(Saved data entries)
— START —

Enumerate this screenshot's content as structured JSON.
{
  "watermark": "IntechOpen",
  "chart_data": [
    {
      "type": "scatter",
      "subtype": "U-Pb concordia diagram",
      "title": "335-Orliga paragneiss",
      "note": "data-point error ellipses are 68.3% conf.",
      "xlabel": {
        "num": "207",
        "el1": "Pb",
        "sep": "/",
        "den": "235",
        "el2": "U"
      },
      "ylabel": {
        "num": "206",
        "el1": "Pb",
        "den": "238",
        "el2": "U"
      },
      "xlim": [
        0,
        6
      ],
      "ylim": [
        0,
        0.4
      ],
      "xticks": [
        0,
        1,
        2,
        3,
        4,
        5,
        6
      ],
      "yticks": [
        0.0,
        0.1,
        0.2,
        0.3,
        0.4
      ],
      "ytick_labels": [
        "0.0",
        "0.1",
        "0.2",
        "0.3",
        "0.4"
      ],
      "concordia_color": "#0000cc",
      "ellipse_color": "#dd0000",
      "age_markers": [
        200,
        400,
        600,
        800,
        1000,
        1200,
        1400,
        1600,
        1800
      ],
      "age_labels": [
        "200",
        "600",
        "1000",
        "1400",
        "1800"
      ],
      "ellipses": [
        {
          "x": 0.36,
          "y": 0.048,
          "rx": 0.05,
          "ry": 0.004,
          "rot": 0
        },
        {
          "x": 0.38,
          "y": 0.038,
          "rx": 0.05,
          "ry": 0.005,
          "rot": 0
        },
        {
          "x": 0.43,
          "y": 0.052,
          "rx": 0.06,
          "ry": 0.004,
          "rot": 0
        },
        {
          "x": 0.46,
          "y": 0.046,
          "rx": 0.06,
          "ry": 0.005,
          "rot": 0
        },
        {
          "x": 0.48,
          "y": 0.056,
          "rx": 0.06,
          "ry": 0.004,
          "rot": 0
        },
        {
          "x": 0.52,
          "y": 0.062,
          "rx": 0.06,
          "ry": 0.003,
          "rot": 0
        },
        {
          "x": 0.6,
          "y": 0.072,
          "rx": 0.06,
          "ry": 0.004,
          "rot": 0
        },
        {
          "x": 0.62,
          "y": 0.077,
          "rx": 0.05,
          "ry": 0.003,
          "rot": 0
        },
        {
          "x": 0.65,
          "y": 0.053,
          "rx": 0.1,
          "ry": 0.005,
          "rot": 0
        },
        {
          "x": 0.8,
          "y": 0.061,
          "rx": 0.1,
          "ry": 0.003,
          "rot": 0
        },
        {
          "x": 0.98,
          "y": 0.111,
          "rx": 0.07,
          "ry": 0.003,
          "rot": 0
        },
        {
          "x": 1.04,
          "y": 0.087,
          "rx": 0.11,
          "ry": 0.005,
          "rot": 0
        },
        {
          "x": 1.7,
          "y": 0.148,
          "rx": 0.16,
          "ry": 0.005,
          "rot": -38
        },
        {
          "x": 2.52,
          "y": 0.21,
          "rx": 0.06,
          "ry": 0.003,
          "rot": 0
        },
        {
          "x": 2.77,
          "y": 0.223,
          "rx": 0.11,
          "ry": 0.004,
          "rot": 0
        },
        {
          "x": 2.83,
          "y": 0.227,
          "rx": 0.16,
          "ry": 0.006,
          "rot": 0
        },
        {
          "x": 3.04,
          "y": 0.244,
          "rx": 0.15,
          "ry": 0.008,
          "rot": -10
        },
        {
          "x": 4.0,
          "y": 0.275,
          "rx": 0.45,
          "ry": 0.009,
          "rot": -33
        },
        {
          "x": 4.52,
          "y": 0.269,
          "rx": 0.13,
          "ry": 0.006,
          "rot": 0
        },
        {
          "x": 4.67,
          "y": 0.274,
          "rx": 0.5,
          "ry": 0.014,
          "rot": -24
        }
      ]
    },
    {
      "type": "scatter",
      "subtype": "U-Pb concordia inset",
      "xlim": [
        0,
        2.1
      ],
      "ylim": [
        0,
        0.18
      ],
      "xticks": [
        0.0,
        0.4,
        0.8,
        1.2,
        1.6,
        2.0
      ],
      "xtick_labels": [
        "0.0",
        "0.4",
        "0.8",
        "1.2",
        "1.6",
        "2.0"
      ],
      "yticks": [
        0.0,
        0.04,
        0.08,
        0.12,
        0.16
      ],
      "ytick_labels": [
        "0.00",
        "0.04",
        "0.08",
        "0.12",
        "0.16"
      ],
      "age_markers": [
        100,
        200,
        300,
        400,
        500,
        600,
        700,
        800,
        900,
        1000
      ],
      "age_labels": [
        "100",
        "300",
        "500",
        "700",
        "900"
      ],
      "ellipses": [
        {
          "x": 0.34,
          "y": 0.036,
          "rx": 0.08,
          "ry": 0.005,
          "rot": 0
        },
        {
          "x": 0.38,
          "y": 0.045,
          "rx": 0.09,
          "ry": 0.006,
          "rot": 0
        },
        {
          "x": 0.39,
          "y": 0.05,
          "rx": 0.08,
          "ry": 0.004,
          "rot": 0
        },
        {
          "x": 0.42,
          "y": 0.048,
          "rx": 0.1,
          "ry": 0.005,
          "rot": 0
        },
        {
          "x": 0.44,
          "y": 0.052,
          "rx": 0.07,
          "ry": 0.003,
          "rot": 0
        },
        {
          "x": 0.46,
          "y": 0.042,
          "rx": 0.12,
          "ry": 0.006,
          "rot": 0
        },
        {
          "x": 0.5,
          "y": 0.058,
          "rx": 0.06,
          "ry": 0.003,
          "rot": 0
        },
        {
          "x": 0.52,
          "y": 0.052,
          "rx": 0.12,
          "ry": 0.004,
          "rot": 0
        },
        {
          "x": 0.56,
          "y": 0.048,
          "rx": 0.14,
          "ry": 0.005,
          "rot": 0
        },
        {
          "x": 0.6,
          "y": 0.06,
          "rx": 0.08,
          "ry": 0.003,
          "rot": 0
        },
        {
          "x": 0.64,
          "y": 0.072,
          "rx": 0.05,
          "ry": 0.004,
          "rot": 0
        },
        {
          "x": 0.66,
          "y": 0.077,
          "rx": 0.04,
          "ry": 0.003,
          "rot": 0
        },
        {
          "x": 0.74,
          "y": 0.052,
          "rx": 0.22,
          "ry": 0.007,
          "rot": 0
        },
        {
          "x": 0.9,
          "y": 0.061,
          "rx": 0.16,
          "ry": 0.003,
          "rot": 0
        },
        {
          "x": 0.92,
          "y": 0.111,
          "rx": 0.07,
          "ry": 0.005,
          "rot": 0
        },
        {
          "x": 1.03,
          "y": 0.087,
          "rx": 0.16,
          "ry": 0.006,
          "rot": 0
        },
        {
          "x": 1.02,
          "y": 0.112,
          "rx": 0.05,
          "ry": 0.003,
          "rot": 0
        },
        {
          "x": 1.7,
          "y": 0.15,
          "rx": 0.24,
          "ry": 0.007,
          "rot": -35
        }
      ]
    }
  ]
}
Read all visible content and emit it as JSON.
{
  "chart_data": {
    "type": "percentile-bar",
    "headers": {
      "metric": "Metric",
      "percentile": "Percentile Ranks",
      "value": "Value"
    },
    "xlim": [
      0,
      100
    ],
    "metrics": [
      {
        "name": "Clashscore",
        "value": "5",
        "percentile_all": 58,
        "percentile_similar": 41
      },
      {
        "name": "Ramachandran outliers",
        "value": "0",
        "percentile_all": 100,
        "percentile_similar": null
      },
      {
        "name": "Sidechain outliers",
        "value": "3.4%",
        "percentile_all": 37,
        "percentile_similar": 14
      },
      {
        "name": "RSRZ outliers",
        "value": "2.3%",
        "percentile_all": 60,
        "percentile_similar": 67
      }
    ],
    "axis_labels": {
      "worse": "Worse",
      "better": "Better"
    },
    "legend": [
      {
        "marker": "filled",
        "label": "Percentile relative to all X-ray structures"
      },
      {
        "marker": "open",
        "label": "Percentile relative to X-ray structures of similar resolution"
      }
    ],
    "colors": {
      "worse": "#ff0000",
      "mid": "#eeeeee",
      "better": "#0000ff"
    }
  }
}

— END —

- Objective -
Take every line that includes the string "structures" and copy it.

- Finished exercise -
        "label": "Percentile relative to all X-ray structures"
        "label": "Percentile relative to X-ray structures of similar resolution"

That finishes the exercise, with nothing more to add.